(TASK BRIEF) Transcribe all the entries word for word, skipping the pictures.

(SUPPLIED INFORMATION)
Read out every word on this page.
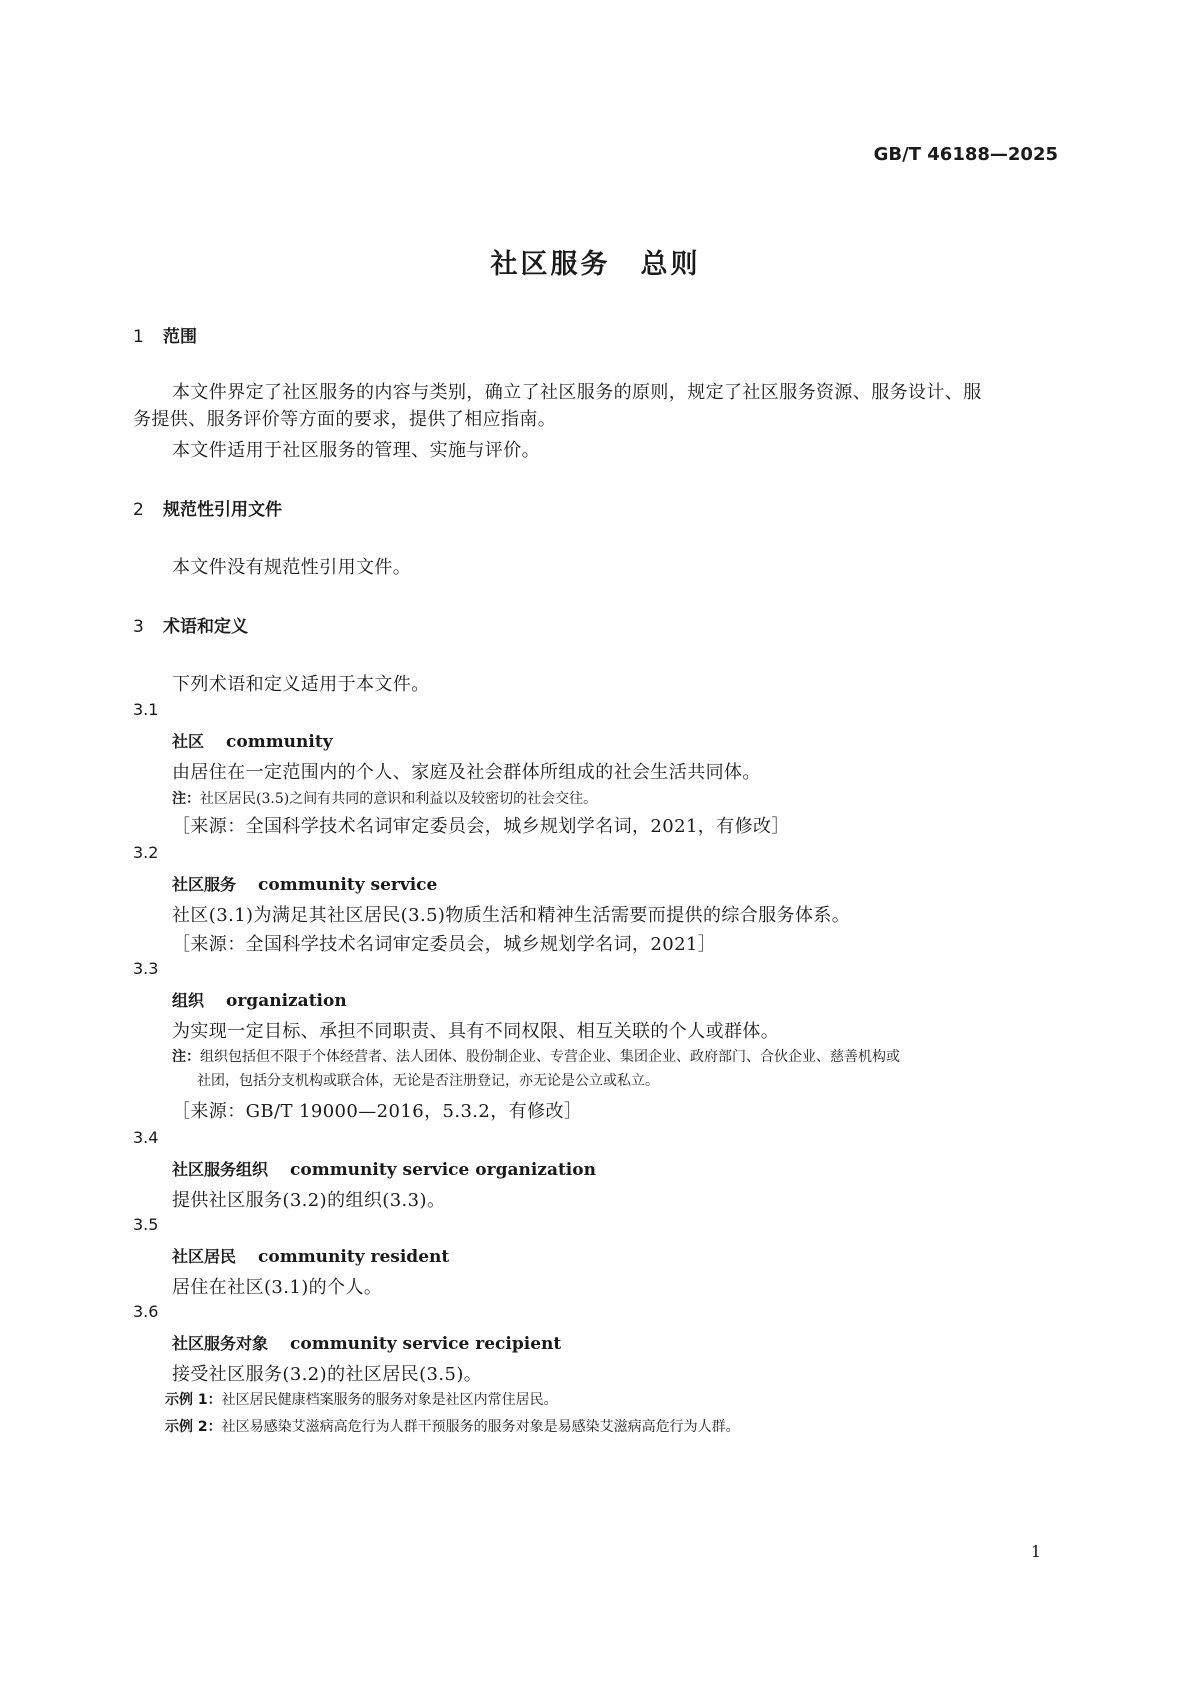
GB/T 46188—2025
社区服务　总则
1 范围
本文件界定了社区服务的内容与类别，确立了社区服务的原则，规定了社区服务资源、服务设计、服
务提供、服务评价等方面的要求，提供了相应指南。
本文件适用于社区服务的管理、实施与评价。
2 规范性引用文件
本文件没有规范性引用文件。
3 术语和定义
下列术语和定义适用于本文件。
3.1
社区 community
由居住在一定范围内的个人、家庭及社会群体所组成的社会生活共同体。
注：社区居民(3.5)之间有共同的意识和利益以及较密切的社会交往。
［来源：全国科学技术名词审定委员会，城乡规划学名词，2021，有修改］
3.2
社区服务 community service
社区(3.1)为满足其社区居民(3.5)物质生活和精神生活需要而提供的综合服务体系。
［来源：全国科学技术名词审定委员会，城乡规划学名词，2021］
3.3
组织 organization
为实现一定目标、承担不同职责、具有不同权限、相互关联的个人或群体。
注：组织包括但不限于个体经营者、法人团体、股份制企业、专营企业、集团企业、政府部门、合伙企业、慈善机构或
社团，包括分支机构或联合体，无论是否注册登记，亦无论是公立或私立。
［来源：GB/T 19000—2016，5.3.2，有修改］
3.4
社区服务组织 community service organization
提供社区服务(3.2)的组织(3.3)。
3.5
社区居民 community resident
居住在社区(3.1)的个人。
3.6
社区服务对象 community service recipient
接受社区服务(3.2)的社区居民(3.5)。
示例 1：社区居民健康档案服务的服务对象是社区内常住居民。
示例 2：社区易感染艾滋病高危行为人群干预服务的服务对象是易感染艾滋病高危行为人群。
1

(ANSWER TO THIS PROBLEM)
Read out every word on this page.
GB/T 46188—2025
社区服务　总则
1 范围
本文件界定了社区服务的内容与类别，确立了社区服务的原则，规定了社区服务资源、服务设计、服
务提供、服务评价等方面的要求，提供了相应指南。
本文件适用于社区服务的管理、实施与评价。
2 规范性引用文件
本文件没有规范性引用文件。
3 术语和定义
下列术语和定义适用于本文件。
3.1
社区 community
由居住在一定范围内的个人、家庭及社会群体所组成的社会生活共同体。
注：社区居民(3.5)之间有共同的意识和利益以及较密切的社会交往。
［来源：全国科学技术名词审定委员会，城乡规划学名词，2021，有修改］
3.2
社区服务 community service
社区(3.1)为满足其社区居民(3.5)物质生活和精神生活需要而提供的综合服务体系。
［来源：全国科学技术名词审定委员会，城乡规划学名词，2021］
3.3
组织 organization
为实现一定目标、承担不同职责、具有不同权限、相互关联的个人或群体。
注：组织包括但不限于个体经营者、法人团体、股份制企业、专营企业、集团企业、政府部门、合伙企业、慈善机构或
社团，包括分支机构或联合体，无论是否注册登记，亦无论是公立或私立。
［来源：GB/T 19000—2016，5.3.2，有修改］
3.4
社区服务组织 community service organization
提供社区服务(3.2)的组织(3.3)。
3.5
社区居民 community resident
居住在社区(3.1)的个人。
3.6
社区服务对象 community service recipient
接受社区服务(3.2)的社区居民(3.5)。
示例 1：社区居民健康档案服务的服务对象是社区内常住居民。
示例 2：社区易感染艾滋病高危行为人群干预服务的服务对象是易感染艾滋病高危行为人群。
1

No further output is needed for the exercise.